* **Your instructions**: Note how many lines include the word "Phạm", and give that number by itself.

Extracted data entries:
_ _ _

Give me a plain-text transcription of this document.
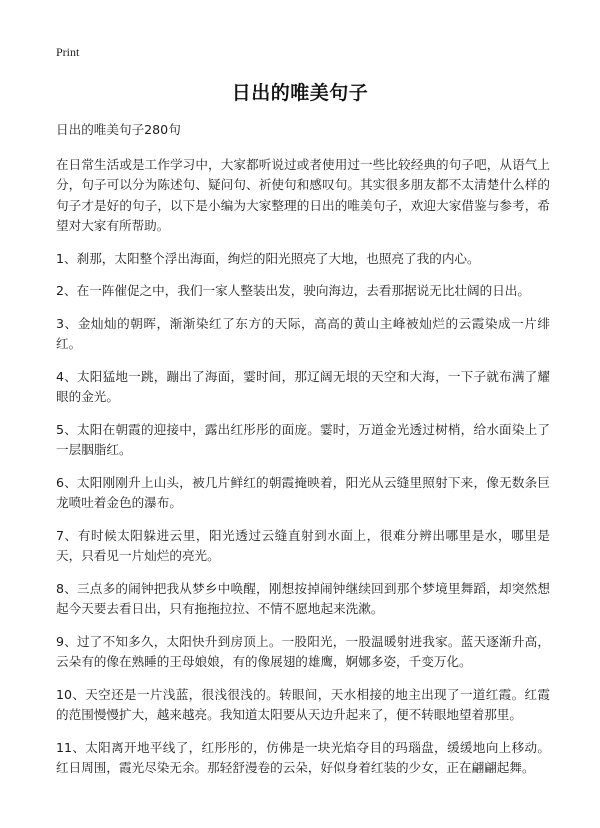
Print
日出的唯美句子

日出的唯美句子280句

在日常生活或是工作学习中，大家都听说过或者使用过一些比较经典的句子吧，从语气上分，句子可以分为陈述句、疑问句、祈使句和感叹句。其实很多朋友都不太清楚什么样的句子才是好的句子，以下是小编为大家整理的日出的唯美句子，欢迎大家借鉴与参考，希望对大家有所帮助。

1、刹那，太阳整个浮出海面，绚烂的阳光照亮了大地，也照亮了我的内心。

2、在一阵催促之中，我们一家人整装出发，驶向海边，去看那据说无比壮阔的日出。

3、金灿灿的朝晖，渐渐染红了东方的天际，高高的黄山主峰被灿烂的云霞染成一片绯红。

4、太阳猛地一跳，蹦出了海面，霎时间，那辽阔无垠的天空和大海，一下子就布满了耀眼的金光。

5、太阳在朝霞的迎接中，露出红彤彤的面庞。霎时，万道金光透过树梢，给水面染上了一层胭脂红。

6、太阳刚刚升上山头，被几片鲜红的朝霞掩映着，阳光从云缝里照射下来，像无数条巨龙喷吐着金色的瀑布。

7、有时候太阳躲进云里，阳光透过云缝直射到水面上，很难分辨出哪里是水，哪里是天，只看见一片灿烂的亮光。

8、三点多的闹钟把我从梦乡中唤醒，刚想按掉闹钟继续回到那个梦境里舞蹈，却突然想起今天要去看日出，只有拖拖拉拉、不情不愿地起来洗漱。

9、过了不知多久，太阳快升到房顶上。一股阳光，一股温暖射进我家。蓝天逐渐升高，云朵有的像在熟睡的王母娘娘，有的像展翅的雄鹰，婀娜多姿，千变万化。

10、天空还是一片浅蓝，很浅很浅的。转眼间，天水相接的地主出现了一道红霞。红霞的范围慢慢扩大，越来越亮。我知道太阳要从天边升起来了，便不转眼地望着那里。

11、太阳离开地平线了，红彤彤的，仿佛是一块光焰夺目的玛瑙盘，缓缓地向上移动。红日周围，霞光尽染无余。那轻舒漫卷的云朵，好似身着红装的少女，正在翩翩起舞。
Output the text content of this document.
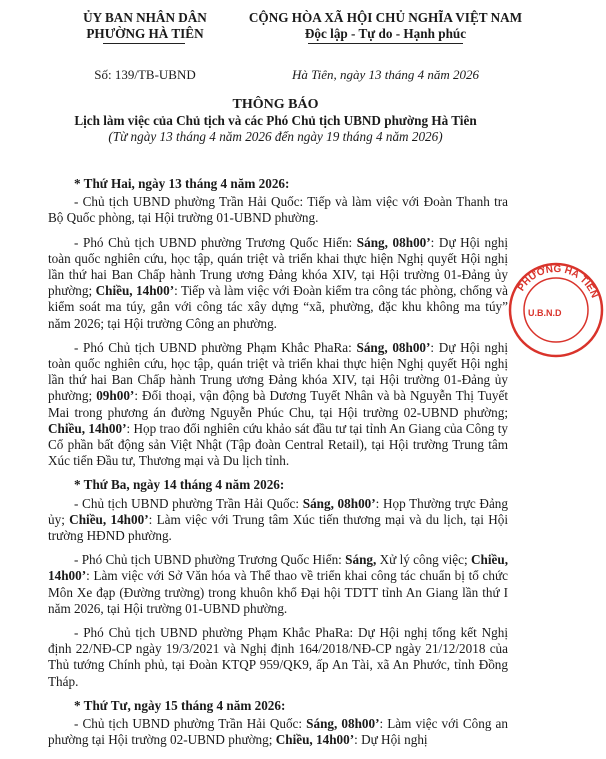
ỦY BAN NHÂN DÂN
PHƯỜNG HÀ TIÊN
CỘNG HÒA XÃ HỘI CHỦ NGHĨA VIỆT NAM
Độc lập - Tự do - Hạnh phúc
Số: 139/TB-UBND	Hà Tiên, ngày 13 tháng 4 năm 2026
THÔNG BÁO
Lịch làm việc của Chủ tịch và các Phó Chủ tịch UBND phường Hà Tiên
(Từ ngày 13 tháng 4 năm 2026 đến ngày 19 tháng 4 năm 2026)

* Thứ Hai, ngày 13 tháng 4 năm 2026:

- Chủ tịch UBND phường Trần Hải Quốc: Tiếp và làm việc với Đoàn Thanh tra Bộ Quốc phòng, tại Hội trường 01-UBND phường.

- Phó Chủ tịch UBND phường Trương Quốc Hiển: Sáng, 08h00’: Dự Hội nghị toàn quốc nghiên cứu, học tập, quán triệt và triển khai thực hiện Nghị quyết Hội nghị lần thứ hai Ban Chấp hành Trung ương Đảng khóa XIV, tại Hội trường 01-Đảng ủy phường; Chiều, 14h00’: Tiếp và làm việc với Đoàn kiểm tra công tác phòng, chống và kiểm soát ma túy, gắn với công tác xây dựng “xã, phường, đặc khu không ma túy” năm 2026; tại Hội trường Công an phường.

- Phó Chủ tịch UBND phường Phạm Khắc PhaRa: Sáng, 08h00’: Dự Hội nghị toàn quốc nghiên cứu, học tập, quán triệt và triển khai thực hiện Nghị quyết Hội nghị lần thứ hai Ban Chấp hành Trung ương Đảng khóa XIV, tại Hội trường 01-Đảng ủy phường; 09h00’: Đối thoại, vận động bà Dương Tuyết Nhân và bà Nguyễn Thị Tuyết Mai trong phương án đường Nguyễn Phúc Chu, tại Hội trường 02-UBND phường; Chiều, 14h00’: Họp trao đổi nghiên cứu khảo sát đầu tư tại tỉnh An Giang của Công ty Cổ phần bất động sản Việt Nhật (Tập đoàn Central Retail), tại Hội trường Trung tâm Xúc tiến Đầu tư, Thương mại và Du lịch tỉnh.

* Thứ Ba, ngày 14 tháng 4 năm 2026:

- Chủ tịch UBND phường Trần Hải Quốc: Sáng, 08h00’: Họp Thường trực Đảng ủy; Chiều, 14h00’: Làm việc với Trung tâm Xúc tiến thương mại và du lịch, tại Hội trường HĐND phường.

- Phó Chủ tịch UBND phường Trương Quốc Hiển: Sáng, Xử lý công việc; Chiều, 14h00’: Làm việc với Sở Văn hóa và Thể thao về triển khai công tác chuẩn bị tổ chức Môn Xe đạp (Đường trường) trong khuôn khổ Đại hội TDTT tỉnh An Giang lần thứ I năm 2026, tại Hội trường 01-UBND phường.

- Phó Chủ tịch UBND phường Phạm Khắc PhaRa: Dự Hội nghị tổng kết Nghị định 22/NĐ-CP ngày 19/3/2021 và Nghị định 164/2018/NĐ-CP ngày 21/12/2018 của Thủ tướng Chính phủ, tại Đoàn KTQP 959/QK9, ấp An Tài, xã An Phước, tỉnh Đồng Tháp.

* Thứ Tư, ngày 15 tháng 4 năm 2026:

- Chủ tịch UBND phường Trần Hải Quốc: Sáng, 08h00’: Làm việc với Công an phường tại Hội trường 02-UBND phường; Chiều, 14h00’: Dự Hội nghị

PHƯỜNG HÀ TIÊN
U.B.N.D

_ _ _

* **Response for this exercise**: 2